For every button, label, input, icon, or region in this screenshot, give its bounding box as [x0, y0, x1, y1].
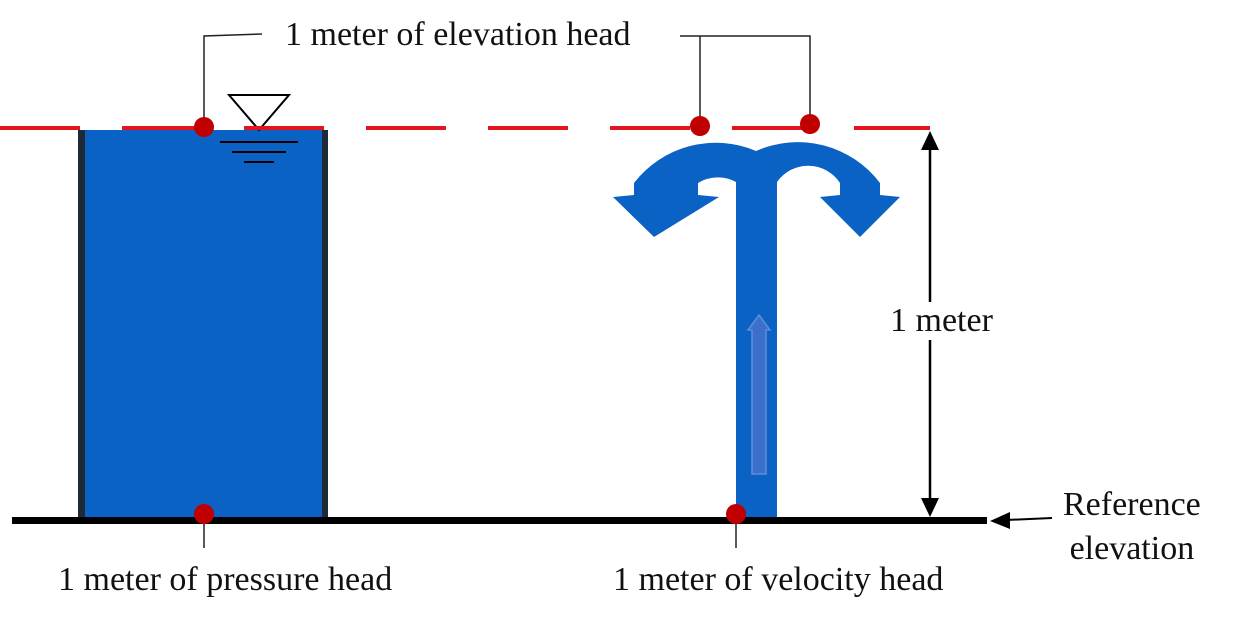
bottom-label-leaders [203, 524, 737, 548]
water-level-symbol-icon [220, 94, 298, 163]
elevation-head-label: 1 meter of elevation head [279, 18, 637, 52]
elevation-head-leaders [203, 33, 811, 127]
reference-arrow-icon [990, 512, 1053, 529]
tank-left-wall [78, 130, 85, 521]
point-tank-bottom [194, 504, 214, 524]
reference-label-line1: Reference [1063, 486, 1201, 523]
reference-elevation-label: Reference elevation [1063, 483, 1201, 571]
point-jet-right-top [800, 114, 820, 134]
tank-right-wall [322, 130, 328, 521]
upward-arrow-icon [746, 313, 772, 475]
point-jet-base [726, 504, 746, 524]
point-markers [194, 114, 820, 524]
one-meter-label: 1 meter [884, 302, 999, 340]
point-tank-surface [194, 117, 214, 137]
velocity-head-label: 1 meter of velocity head [613, 561, 944, 598]
reference-label-line2: elevation [1069, 530, 1195, 568]
tank-water [84, 130, 324, 519]
pressure-head-label: 1 meter of pressure head [58, 561, 393, 598]
point-jet-left-top [690, 116, 710, 136]
reference-ground-line [12, 517, 987, 524]
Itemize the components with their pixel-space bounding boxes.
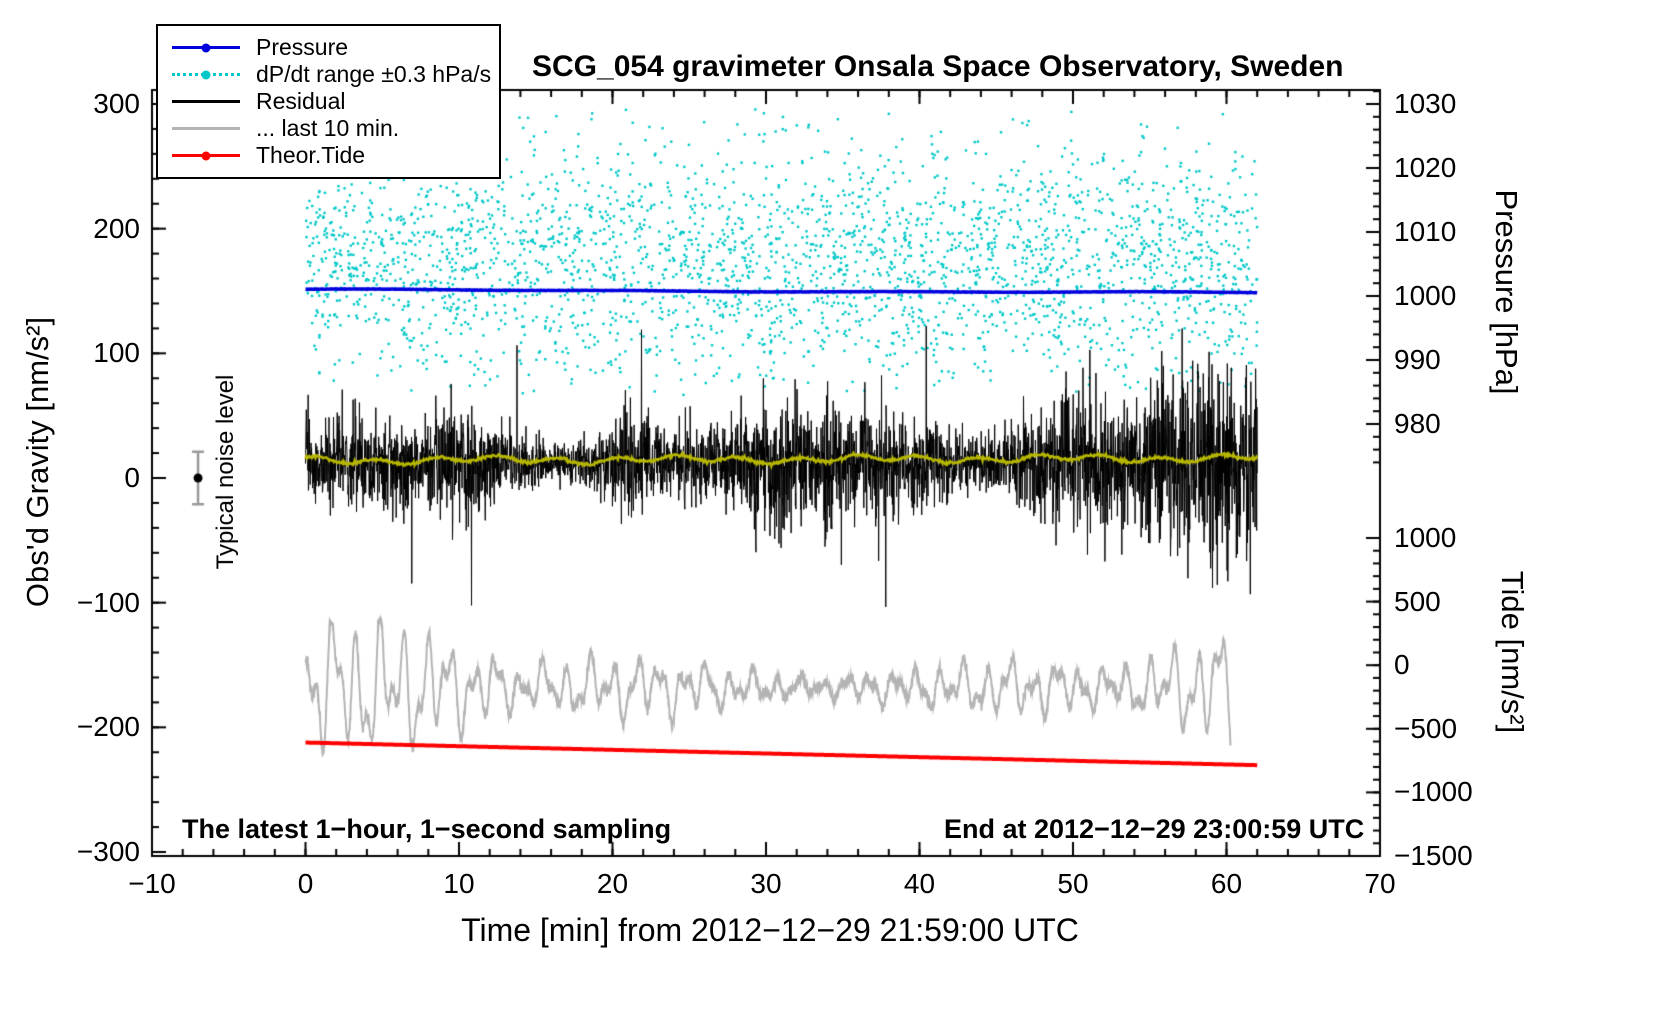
end-time-note: End at 2012−12−29 23:00:59 UTC bbox=[944, 814, 1365, 844]
x-tick-label: 50 bbox=[1057, 868, 1089, 899]
tide-tick-label: −500 bbox=[1394, 712, 1458, 744]
gravity-tick-label: −200 bbox=[76, 711, 140, 743]
noise-level-label: Typical noise level bbox=[212, 374, 239, 570]
gravity-tick-label: 200 bbox=[93, 212, 140, 244]
legend-marker-line-icon bbox=[166, 115, 246, 142]
x-tick-label: 20 bbox=[596, 868, 629, 899]
gravity-tick-label: 0 bbox=[124, 462, 140, 493]
tide-axis-title: Tide [nm/s²] bbox=[1495, 570, 1530, 734]
gravity-tick-label: 300 bbox=[93, 88, 140, 119]
gravity-tick-label: −300 bbox=[76, 836, 140, 867]
gravity-tick-label: −100 bbox=[76, 586, 140, 618]
legend-label: Pressure bbox=[256, 34, 349, 60]
legend-marker-line-dot-icon bbox=[166, 142, 246, 169]
legend-item-2: Residual bbox=[166, 88, 491, 115]
tide-tick-label: −1500 bbox=[1394, 840, 1473, 871]
pressure-tick-label: 1020 bbox=[1394, 152, 1457, 183]
legend-label: dP/dt range ±0.3 hPa/s bbox=[256, 61, 492, 87]
chart-title: SCG_054 gravimeter Onsala Space Observat… bbox=[532, 50, 1344, 83]
legend-item-0: Pressure bbox=[166, 34, 491, 61]
pressure-tick-label: 980 bbox=[1394, 408, 1441, 439]
legend-item-4: Theor.Tide bbox=[166, 142, 491, 169]
tide-tick-label: 1000 bbox=[1394, 522, 1457, 553]
legend-item-3: ... last 10 min. bbox=[166, 115, 491, 142]
x-tick-label: 0 bbox=[297, 868, 314, 899]
pressure-axis-title: Pressure [hPa] bbox=[1489, 189, 1524, 395]
x-tick-label: 60 bbox=[1210, 868, 1243, 899]
tide-tick-label: −1000 bbox=[1394, 776, 1473, 808]
legend-marker-line-dot-icon bbox=[166, 34, 246, 61]
tide-tick-label: 0 bbox=[1394, 649, 1410, 681]
legend-marker-line-icon bbox=[166, 88, 246, 115]
legend: Pressure dP/dt range ±0.3 hPa/s Residual..… bbox=[156, 24, 502, 179]
legend-marker-dots-icon bbox=[166, 61, 246, 88]
pressure-tick-label: 1000 bbox=[1394, 280, 1457, 311]
legend-label: ... last 10 min. bbox=[256, 115, 400, 141]
legend-item-1: dP/dt range ±0.3 hPa/s bbox=[166, 61, 491, 88]
x-tick-label: 70 bbox=[1364, 868, 1396, 899]
tide-tick-label: 500 bbox=[1394, 585, 1441, 617]
x-axis-title: Time [min] from 2012−12−29 21:59:00 UTC bbox=[461, 912, 1079, 948]
legend-label: Residual bbox=[256, 88, 346, 114]
gravity-tick-label: 100 bbox=[93, 337, 140, 369]
x-tick-label: 10 bbox=[443, 868, 475, 899]
pressure-tick-label: 1030 bbox=[1394, 88, 1457, 119]
gravity-axis-title: Obs'd Gravity [nm/s²] bbox=[20, 316, 55, 608]
pressure-tick-label: 1010 bbox=[1394, 216, 1457, 247]
x-tick-label: 30 bbox=[750, 868, 782, 899]
sampling-note: The latest 1−hour, 1−second sampling bbox=[182, 814, 672, 844]
legend-label: Theor.Tide bbox=[256, 142, 366, 168]
x-tick-label: −10 bbox=[128, 868, 176, 899]
pressure-tick-label: 990 bbox=[1394, 344, 1441, 375]
x-tick-label: 40 bbox=[903, 868, 936, 899]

## What this task involves
Copy the lines of the records from the one containing "end-time-note: End at" through the one containing "gravity-tick-label: 200 bbox=[93, 212, 140, 244]", inclusive, keeping each line unchanged.

## Full output
end-time-note: End at 2012−12−29 23:00:59 UTC bbox=[944, 814, 1365, 844]
x-tick-label: 50 bbox=[1057, 868, 1089, 899]
tide-tick-label: −500 bbox=[1394, 712, 1458, 744]
gravity-tick-label: −200 bbox=[76, 711, 140, 743]
noise-level-label: Typical noise level bbox=[212, 374, 239, 570]
gravity-tick-label: 200 bbox=[93, 212, 140, 244]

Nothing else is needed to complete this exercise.